● Direction A
In the comments on perp walks below, shorten the paragraph that begins "The humiliation of a perp walk is a sacrifice" while keeping its main points.
● Direction B
Answer these questions from the comments on perp walks below, one answer per line:
(i) According to the commenter chris from new york, which does the US value over privacy?
(ii) What does David from Queens say a defendant found not guilty will have the chance to do?
(iii) What activities does leo from queens list as ones people are fined for?

● Supplied passage
May. 20 2011 10:27 AM

Schadenfreude is now a very American word.

And Renee, I think if your perp had an actual choice she wouldn't have be arrested. Only someone who's never been cuffed and busted out by the cops would write something like your comment.

May. 20 2011 10:26 AM
john from location


May. 20 2011 10:25 AM
Bryan from Manhattan

The humiliation of a perp walk is a sacrifice innocent individuals make to protect the people against the potential of an abusive and powerful government whisking persons away silently in the night. Unprofessional district attorneys that turn a matter of state necessity into an elaborate exhibition for personal, political or professional gain should be sanctioned.

May. 20 2011 10:25 AM
Mike from NYC

To the guest: The affect of the perp walk on the jury is not the point. The affect of perp walk on the accused person's life, as the earlier caller pointed out, can be very negative even if they are proven innocent. BTW: To be proven innocent is not to "get away". It means the accused is not guilty of the crime that he or she was alleged to have committed. The caller's attitude that to be proven innocent was getting away with it shows that this country does not understand its own laws and will punish someone for merely being accused.

May. 20 2011 10:24 AM
Theresa from Brooklyn

This is not about the perp walk and its appropriateness or lack thereof. This is about the French are embarassed in front of the US and the world, so they must find something to protest about.

May. 20 2011 10:23 AM
chris from new york

This represents a fundamental difference between European and the US values: we value free speech over privacy; they value privacy over free speech. I don't think I heard the whole piece but that is really all it comes down to. I doesn't have that much today with the difference in the criminal justice systems.

May. 20 2011 10:23 AM
The Truth from Becky

Hundreds of innocent Americans have taken the same walk!

It is meant to humiliate and control!

You don't like it then don't come over here committing crimes or putting yourself in a position to be "accused" of committing a crime...Our Country, Our rules!

May. 20 2011 10:22 AM
leo from queens

How about the overwhelming majority of us who are tagged and arbitrarily fined as 'criminals' for all types on 'crimes', like riding a bike, owning a house, taking garbage out to the sidewalk, driving, etc. in order to meet certain revenue quotas through an illegal taxing system? why are we treated as criminals? Guilty until we give up and pay the extortion money?
The mayor is a hypocrite because he runs an abusive system and uses the 'law' and 'regulations' to arrest and shake people down for money. I don't defend the IMF official since he more than likely did this out of a sense of superiority and that he could just get away with it because others are there to service him.

May. 20 2011 10:22 AM
David from Queens

In this case, if the defendent is found not guilty, they will have an opportunity to appear before the press outside the courthouse - not in handcuffs. The opposite perp walk!

● Material shown
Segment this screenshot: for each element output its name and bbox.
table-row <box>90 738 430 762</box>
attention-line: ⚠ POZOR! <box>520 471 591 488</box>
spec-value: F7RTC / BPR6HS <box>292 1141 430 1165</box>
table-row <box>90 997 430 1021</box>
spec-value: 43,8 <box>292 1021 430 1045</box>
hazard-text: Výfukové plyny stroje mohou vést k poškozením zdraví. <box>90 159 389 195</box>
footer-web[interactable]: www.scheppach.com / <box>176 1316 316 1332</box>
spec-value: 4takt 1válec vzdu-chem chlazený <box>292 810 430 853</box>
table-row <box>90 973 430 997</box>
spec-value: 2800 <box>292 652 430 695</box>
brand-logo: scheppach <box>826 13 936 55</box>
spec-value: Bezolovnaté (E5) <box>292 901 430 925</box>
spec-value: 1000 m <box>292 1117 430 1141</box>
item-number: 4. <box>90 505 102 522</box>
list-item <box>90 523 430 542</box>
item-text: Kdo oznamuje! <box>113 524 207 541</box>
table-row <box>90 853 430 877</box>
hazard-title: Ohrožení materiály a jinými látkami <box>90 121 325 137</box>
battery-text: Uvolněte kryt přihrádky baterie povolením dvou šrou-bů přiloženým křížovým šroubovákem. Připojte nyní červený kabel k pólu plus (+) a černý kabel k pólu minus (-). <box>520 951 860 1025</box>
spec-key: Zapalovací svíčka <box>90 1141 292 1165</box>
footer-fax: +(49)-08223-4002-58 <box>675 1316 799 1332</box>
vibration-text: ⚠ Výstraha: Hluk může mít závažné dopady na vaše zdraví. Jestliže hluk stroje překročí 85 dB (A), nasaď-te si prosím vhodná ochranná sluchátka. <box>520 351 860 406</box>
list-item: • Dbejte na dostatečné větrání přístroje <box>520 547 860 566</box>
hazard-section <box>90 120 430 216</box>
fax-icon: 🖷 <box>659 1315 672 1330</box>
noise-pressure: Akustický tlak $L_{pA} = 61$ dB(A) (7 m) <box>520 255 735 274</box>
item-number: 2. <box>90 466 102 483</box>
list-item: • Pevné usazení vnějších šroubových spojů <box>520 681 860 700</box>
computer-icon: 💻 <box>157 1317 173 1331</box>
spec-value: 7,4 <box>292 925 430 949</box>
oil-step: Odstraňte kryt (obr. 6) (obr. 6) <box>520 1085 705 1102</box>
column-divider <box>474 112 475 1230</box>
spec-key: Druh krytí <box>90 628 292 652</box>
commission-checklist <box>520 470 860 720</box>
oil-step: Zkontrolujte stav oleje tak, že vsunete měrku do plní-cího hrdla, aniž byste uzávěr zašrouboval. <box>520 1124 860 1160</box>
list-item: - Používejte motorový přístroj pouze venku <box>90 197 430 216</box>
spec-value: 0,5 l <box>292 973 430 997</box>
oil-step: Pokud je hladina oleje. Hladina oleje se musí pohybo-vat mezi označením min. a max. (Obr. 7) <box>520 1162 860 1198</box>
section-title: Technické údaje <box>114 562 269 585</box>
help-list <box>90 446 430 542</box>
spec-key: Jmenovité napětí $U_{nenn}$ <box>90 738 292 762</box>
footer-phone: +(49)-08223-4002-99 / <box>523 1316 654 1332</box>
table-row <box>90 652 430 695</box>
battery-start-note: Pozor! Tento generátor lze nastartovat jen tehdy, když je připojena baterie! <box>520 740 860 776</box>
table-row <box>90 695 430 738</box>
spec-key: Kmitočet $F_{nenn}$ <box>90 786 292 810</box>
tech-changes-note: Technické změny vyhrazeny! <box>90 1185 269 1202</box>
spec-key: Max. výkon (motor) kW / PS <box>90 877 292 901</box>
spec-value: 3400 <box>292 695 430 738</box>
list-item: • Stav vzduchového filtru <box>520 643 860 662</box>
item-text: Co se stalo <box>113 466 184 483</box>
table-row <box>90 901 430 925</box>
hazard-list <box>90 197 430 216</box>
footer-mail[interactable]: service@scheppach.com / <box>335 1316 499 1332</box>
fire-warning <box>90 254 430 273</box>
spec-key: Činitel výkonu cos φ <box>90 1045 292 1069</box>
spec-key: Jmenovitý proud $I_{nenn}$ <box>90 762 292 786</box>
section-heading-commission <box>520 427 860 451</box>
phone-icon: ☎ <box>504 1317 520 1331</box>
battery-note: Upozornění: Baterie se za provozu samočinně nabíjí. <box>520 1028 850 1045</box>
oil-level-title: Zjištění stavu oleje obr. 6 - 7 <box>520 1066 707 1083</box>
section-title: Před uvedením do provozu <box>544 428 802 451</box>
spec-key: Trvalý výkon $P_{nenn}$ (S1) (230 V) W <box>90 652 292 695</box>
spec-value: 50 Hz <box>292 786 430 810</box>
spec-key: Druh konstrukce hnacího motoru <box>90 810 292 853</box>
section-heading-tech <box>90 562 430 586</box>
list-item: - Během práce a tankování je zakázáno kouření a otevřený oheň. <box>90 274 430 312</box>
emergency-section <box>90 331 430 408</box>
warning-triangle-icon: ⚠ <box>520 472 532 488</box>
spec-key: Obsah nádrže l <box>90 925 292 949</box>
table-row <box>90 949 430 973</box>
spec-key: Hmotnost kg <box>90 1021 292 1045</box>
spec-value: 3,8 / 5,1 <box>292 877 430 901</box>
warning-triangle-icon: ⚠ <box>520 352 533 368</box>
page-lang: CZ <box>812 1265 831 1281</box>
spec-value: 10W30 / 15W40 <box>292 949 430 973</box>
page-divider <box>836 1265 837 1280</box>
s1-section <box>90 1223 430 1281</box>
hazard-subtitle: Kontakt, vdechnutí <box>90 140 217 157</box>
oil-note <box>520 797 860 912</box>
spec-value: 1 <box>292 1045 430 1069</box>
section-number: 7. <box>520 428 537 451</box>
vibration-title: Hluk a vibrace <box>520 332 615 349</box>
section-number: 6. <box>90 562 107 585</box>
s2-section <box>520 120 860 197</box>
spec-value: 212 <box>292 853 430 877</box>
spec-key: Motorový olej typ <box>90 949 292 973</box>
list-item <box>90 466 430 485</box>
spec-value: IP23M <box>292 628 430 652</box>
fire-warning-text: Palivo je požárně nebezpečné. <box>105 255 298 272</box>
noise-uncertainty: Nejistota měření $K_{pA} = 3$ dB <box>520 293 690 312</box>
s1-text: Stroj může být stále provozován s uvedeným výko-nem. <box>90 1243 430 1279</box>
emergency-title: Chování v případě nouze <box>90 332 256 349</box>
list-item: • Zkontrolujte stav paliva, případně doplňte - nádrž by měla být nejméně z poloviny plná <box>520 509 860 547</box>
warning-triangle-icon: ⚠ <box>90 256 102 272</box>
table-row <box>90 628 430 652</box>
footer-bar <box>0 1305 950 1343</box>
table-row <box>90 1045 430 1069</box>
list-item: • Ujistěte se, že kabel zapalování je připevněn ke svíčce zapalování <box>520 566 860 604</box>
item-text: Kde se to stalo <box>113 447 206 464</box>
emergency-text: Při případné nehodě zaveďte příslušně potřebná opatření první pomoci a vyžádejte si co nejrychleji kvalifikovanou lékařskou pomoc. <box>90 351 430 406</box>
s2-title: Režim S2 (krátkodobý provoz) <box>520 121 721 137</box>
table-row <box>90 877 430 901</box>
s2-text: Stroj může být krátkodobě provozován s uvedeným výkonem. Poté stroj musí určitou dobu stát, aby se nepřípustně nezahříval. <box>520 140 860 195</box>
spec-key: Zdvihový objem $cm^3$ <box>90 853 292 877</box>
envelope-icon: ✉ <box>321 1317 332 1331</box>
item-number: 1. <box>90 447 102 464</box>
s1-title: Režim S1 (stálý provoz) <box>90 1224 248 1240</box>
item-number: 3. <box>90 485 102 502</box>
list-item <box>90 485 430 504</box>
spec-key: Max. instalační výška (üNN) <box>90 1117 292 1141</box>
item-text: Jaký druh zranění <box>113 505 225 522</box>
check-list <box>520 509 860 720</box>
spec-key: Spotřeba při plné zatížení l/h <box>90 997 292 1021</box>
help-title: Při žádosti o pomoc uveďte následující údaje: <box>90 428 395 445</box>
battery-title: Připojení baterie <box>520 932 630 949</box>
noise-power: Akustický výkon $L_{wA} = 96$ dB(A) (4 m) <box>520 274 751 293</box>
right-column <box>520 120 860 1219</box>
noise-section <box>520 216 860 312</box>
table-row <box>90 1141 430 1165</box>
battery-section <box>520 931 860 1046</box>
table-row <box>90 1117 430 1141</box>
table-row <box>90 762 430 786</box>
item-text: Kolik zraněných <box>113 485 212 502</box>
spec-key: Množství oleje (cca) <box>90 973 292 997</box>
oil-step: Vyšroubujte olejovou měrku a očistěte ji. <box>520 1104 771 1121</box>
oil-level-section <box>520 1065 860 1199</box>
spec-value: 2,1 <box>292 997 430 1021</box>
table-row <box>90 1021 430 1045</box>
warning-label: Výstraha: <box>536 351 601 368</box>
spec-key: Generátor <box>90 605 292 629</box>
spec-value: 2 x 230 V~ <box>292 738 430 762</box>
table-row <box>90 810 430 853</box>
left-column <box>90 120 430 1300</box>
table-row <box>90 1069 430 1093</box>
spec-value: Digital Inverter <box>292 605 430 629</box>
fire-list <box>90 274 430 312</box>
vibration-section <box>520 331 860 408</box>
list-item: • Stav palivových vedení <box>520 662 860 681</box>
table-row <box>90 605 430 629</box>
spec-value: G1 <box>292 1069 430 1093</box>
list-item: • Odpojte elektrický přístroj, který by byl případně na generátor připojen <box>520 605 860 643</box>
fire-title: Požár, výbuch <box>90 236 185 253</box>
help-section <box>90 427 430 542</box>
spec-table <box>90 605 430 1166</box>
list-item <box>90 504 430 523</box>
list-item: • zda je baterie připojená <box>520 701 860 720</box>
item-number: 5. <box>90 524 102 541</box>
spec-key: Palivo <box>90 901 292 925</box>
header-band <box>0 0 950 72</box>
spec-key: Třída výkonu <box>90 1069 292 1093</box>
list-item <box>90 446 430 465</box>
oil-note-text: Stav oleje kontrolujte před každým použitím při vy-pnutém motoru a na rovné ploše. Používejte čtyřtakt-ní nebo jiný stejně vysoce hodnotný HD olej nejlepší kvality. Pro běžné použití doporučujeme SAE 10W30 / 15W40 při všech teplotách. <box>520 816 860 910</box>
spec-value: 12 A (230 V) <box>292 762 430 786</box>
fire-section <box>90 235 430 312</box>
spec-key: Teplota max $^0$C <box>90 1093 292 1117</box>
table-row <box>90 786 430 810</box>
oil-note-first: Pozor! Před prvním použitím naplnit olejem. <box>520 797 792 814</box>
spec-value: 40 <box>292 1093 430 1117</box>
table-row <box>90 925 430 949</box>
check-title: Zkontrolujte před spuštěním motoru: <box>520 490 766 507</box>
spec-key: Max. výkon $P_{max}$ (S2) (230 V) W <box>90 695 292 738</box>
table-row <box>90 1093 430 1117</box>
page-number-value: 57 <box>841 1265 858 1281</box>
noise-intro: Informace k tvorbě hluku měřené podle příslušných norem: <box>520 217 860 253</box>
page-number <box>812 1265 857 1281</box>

● Worked solution A
Innocent people endure the humiliation of a perp walk to guard the public against a powerful government that could make people disappear quietly at night. District attorneys who turn this necessary practice into a show for personal, political or professional gain should be sanctioned.

● Worked solution B
(i) Free speech.
(ii) Appear before the press outside the courthouse, not in handcuffs.
(iii) Riding a bike, owning a house, taking garbage out to the sidewalk and driving.